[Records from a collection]
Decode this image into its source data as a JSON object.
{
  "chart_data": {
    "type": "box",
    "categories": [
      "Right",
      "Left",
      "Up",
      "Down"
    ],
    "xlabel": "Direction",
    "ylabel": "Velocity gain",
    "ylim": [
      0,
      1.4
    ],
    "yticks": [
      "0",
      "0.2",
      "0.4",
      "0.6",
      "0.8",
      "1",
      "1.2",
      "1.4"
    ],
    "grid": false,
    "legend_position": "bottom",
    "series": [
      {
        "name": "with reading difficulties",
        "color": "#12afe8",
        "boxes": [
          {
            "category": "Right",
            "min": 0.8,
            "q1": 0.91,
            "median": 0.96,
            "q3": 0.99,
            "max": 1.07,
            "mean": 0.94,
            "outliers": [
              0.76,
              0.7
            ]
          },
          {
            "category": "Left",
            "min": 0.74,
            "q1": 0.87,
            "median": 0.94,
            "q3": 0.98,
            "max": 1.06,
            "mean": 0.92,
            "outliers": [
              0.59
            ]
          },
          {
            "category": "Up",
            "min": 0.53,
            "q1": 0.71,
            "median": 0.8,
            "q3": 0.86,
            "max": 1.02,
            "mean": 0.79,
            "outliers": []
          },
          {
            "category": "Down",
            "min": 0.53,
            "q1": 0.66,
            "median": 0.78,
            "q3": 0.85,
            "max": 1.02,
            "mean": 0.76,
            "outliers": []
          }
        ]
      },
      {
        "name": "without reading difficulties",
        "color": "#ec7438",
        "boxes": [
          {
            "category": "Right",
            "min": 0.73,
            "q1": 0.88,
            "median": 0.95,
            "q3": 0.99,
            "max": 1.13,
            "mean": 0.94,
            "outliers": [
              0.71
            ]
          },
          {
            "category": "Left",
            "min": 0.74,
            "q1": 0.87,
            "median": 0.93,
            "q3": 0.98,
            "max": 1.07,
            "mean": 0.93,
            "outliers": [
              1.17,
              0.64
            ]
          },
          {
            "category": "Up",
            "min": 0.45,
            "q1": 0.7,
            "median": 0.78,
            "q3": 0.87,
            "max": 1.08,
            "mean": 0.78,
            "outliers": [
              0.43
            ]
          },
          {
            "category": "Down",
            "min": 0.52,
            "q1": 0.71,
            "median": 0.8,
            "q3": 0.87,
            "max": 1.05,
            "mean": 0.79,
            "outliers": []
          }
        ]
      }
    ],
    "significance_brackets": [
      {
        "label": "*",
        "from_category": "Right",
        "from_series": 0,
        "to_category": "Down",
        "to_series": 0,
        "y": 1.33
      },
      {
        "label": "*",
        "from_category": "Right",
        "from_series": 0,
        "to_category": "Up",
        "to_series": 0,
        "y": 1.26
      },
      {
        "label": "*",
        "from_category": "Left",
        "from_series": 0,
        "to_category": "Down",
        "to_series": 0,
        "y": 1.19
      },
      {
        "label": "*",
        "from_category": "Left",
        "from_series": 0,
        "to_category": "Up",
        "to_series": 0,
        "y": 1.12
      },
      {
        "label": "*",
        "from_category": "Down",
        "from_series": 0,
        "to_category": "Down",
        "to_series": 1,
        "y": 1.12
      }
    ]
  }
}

• CHALLENGE:
From the listing above, copy all lines holding the word "name".

• TASK ANSWER:
        "name": "with reading difficulties",
        "name": "without reading difficulties",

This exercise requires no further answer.